Things to do:
a: Quote the text about Microsoft and Skype word for word from "Far from being" to "is their business.".
b: Write what comes next in the text about Microsoft and Skype, picking up after its final sentence.

Text to read:
:::::
After I left Peets a few minutes later, I walked past the window where he was sitting. He looked at me again as I walked away, and smiled again. And went back to his game, again.
Now a 7 year old boy playing with stuffed animals is a little odd, and this struck me. I had a friend a few years ago in the midwest who had a phrase that covered this. "Stinky," she would say, meaning extreme cuteness meets pathos - you feel affinity for what pulls at the heart. This kid, if I am right, will have a much smoother path through life if he has a guardian. That sort of feeling. There but for the grace of God go I.
What (you are asking yourself) does this have to do with Skype, or Microsoft? Fair question; consider this.
Far from being omnipotent, Microsoft - the too-rich, well-born 'special child' - has become Steve Ballmer's inner child. And while it is a bully (because that is the behavior that a kid who has no guardian might well learn to lean on,) it is searching for some way out.
Microsoft (that is, Ballmer, and not to give a pass to the billionaire emeritus, Bill Gates) spent twenty years perfecting the art of the lock-in. That, in a nutshell, is their business.
:::::
Given information:
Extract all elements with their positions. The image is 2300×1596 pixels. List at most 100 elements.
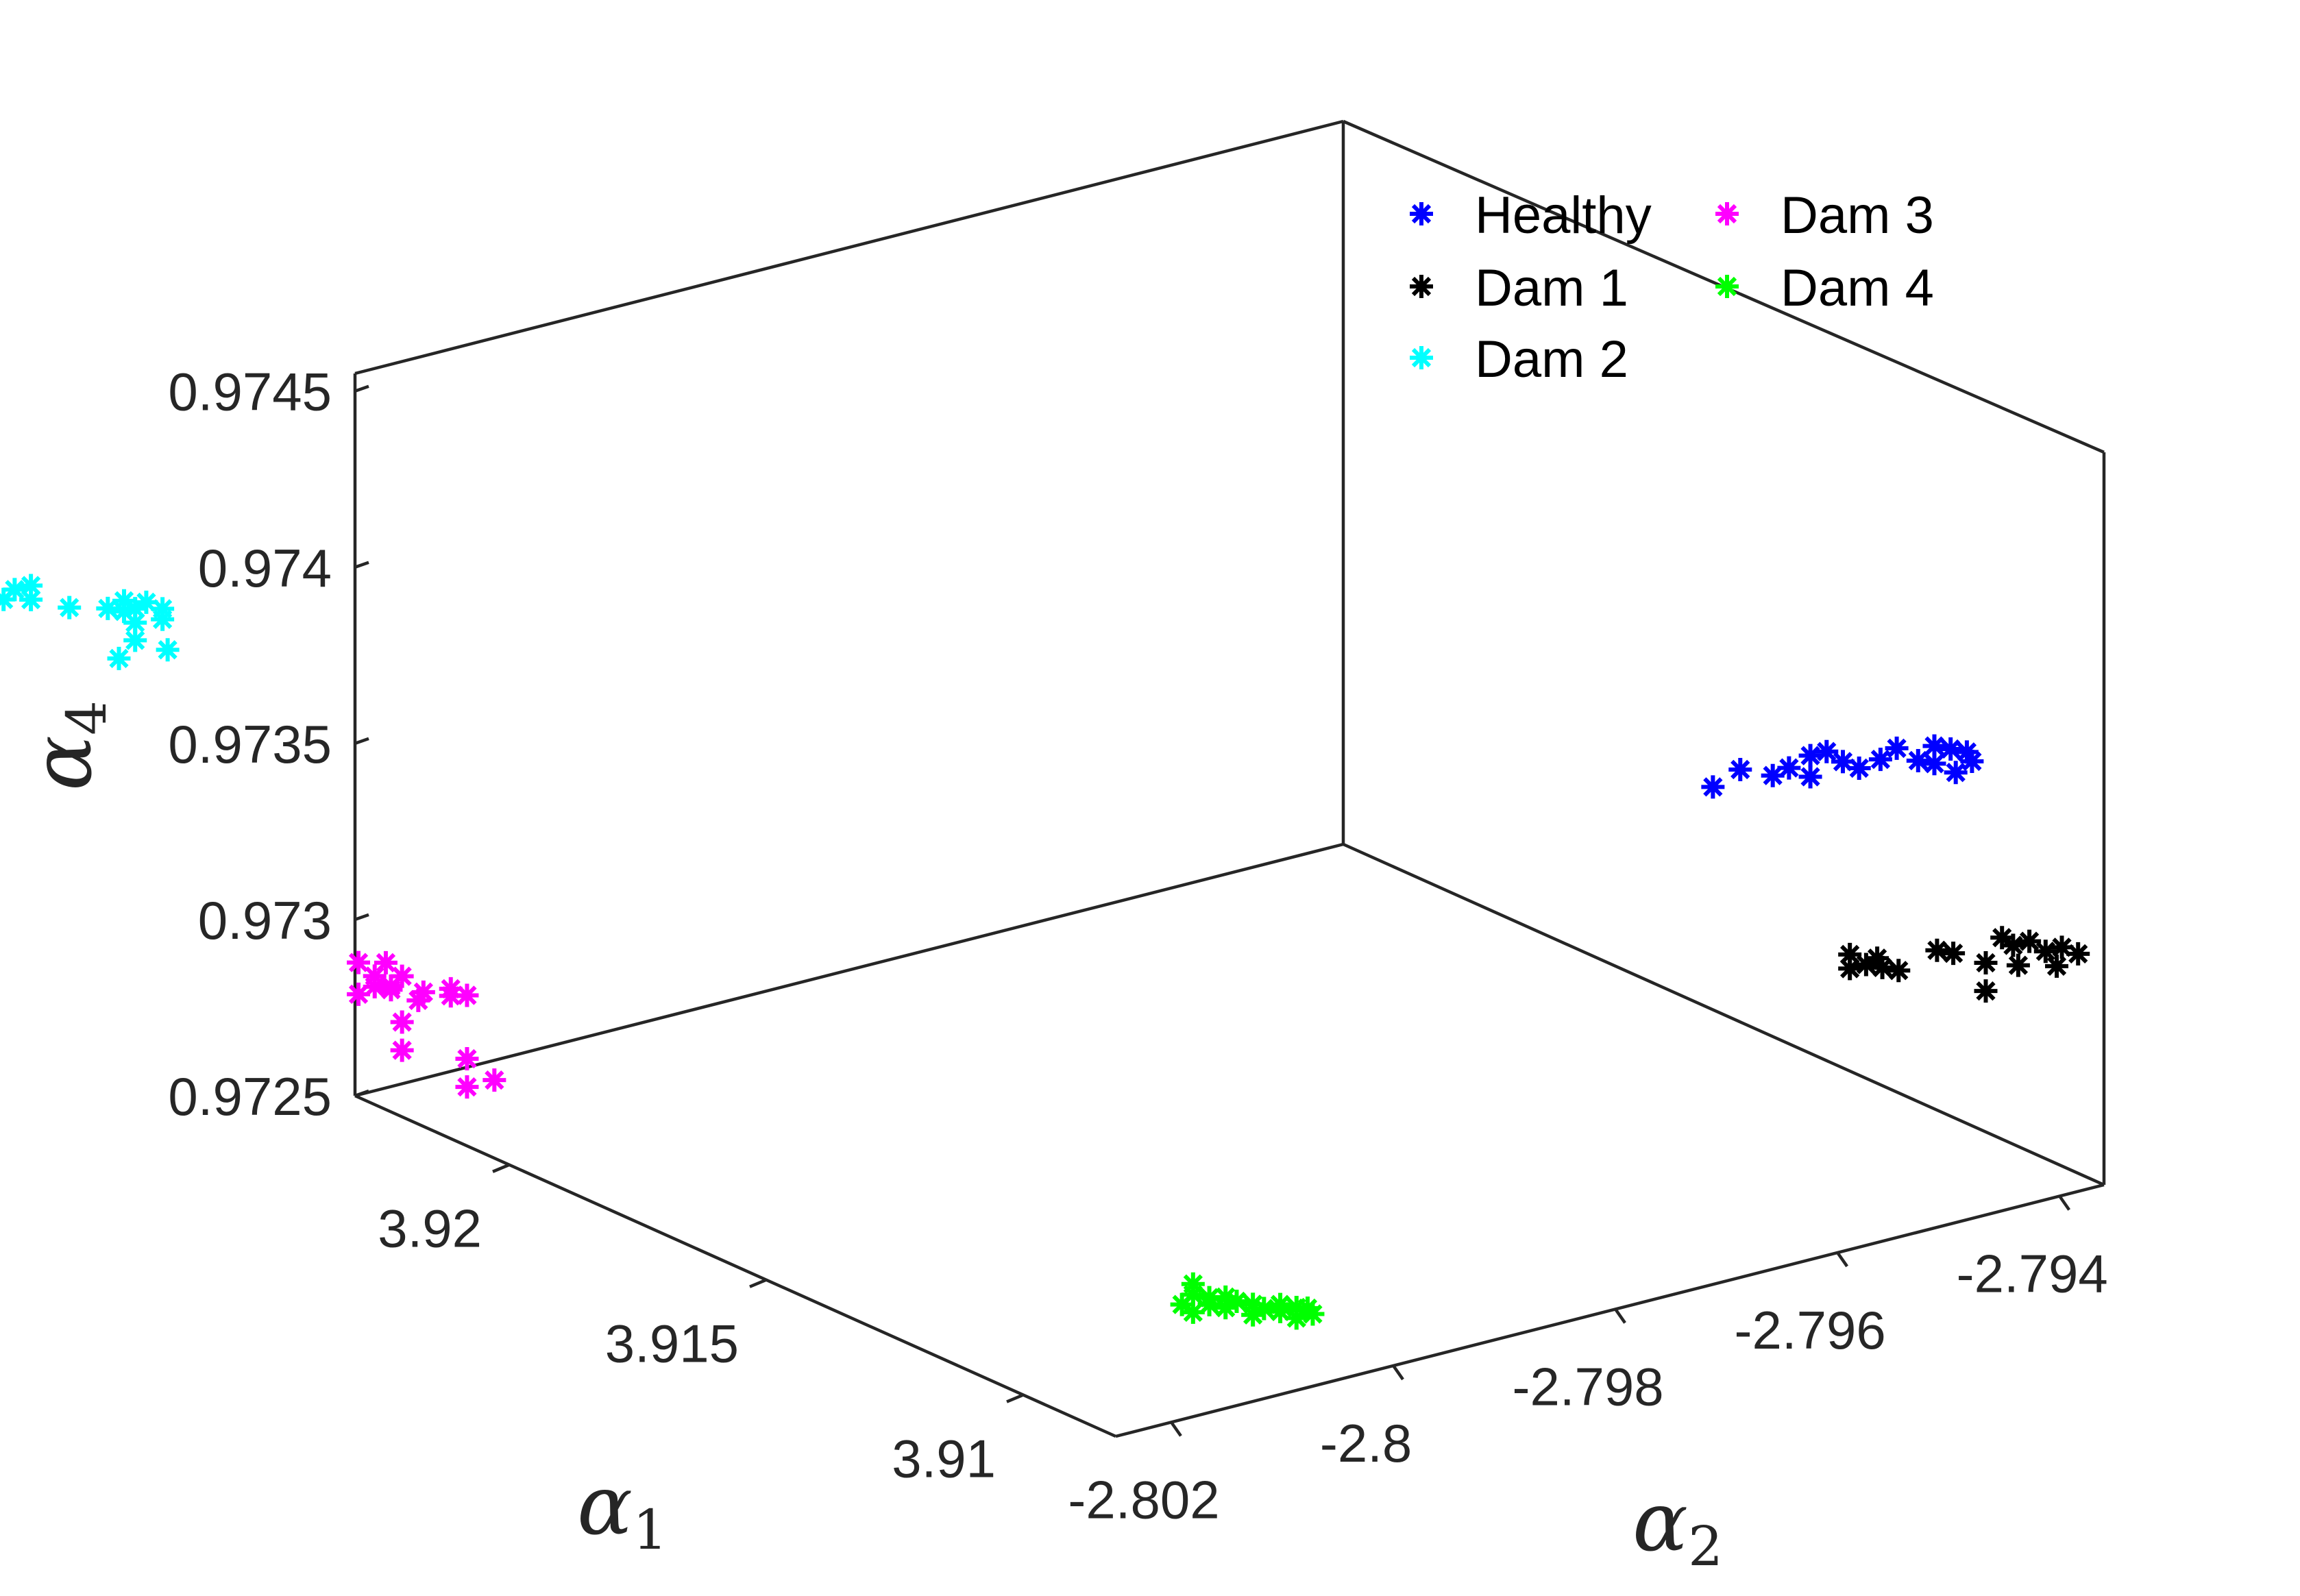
:::::
Responses:
a:
Far from being omnipotent, Microsoft - the too-rich, well-born 'special child' - has become Steve Ballmer's inner child. And while it is a bully (because that is the behavior that a kid who has no guardian might well learn to lean on,) it is searching for some way out.
Microsoft (that is, Ballmer, and not to give a pass to the billionaire emeritus, Bill Gates) spent twenty years perfecting the art of the lock-in. That, in a nutshell, is their business.

b:
Lock in. Can I get an #analretentive hashtag, please? (subliminally, you, dear reader, may flash that famous picture of Ballmer on the screen now.)
'Embrace and extend' has been the internal mantra the company mutters 'om' to when confronted with existential threats, like the internet. Example? Break HTML (and the web) with Internet Explorer. The list is so long as to be almost impossible to exhaustively delineate, and of course, the company, which I described in the earlier article I link to above as 'working really really hard to become the most hated company in America' has largely succeeded in squandering whatever goodwill they enjoyed among consumers, and businesses.
I'll skip past Microsoft's hidden funding and secret support for the anti-Linux lawsuits brought by their satrap SCO and Darl McBride, and simply say that, among the ethics community (and yes, one of the Peets regulars has an endowed chair in Business Ethics at the BC business school) - Microsoft is not exactly a byword for, well, ethical behavior.
And while this business model and behavior pattern has succeeded, in the sense that Microsoft has $45B in cash, more or less, and banks a few billion more every quarter, it has also made the company an anachronism. By and large (the Kinect excepted,) it's not hip. It's seen as stodgy and grabby. It's the Mr. Potter of the tech world. You remember him - he's the banker bad guy in It's A Wonderful Life. Ballmer even looks like him! (C'mon - look at those two pictures again..)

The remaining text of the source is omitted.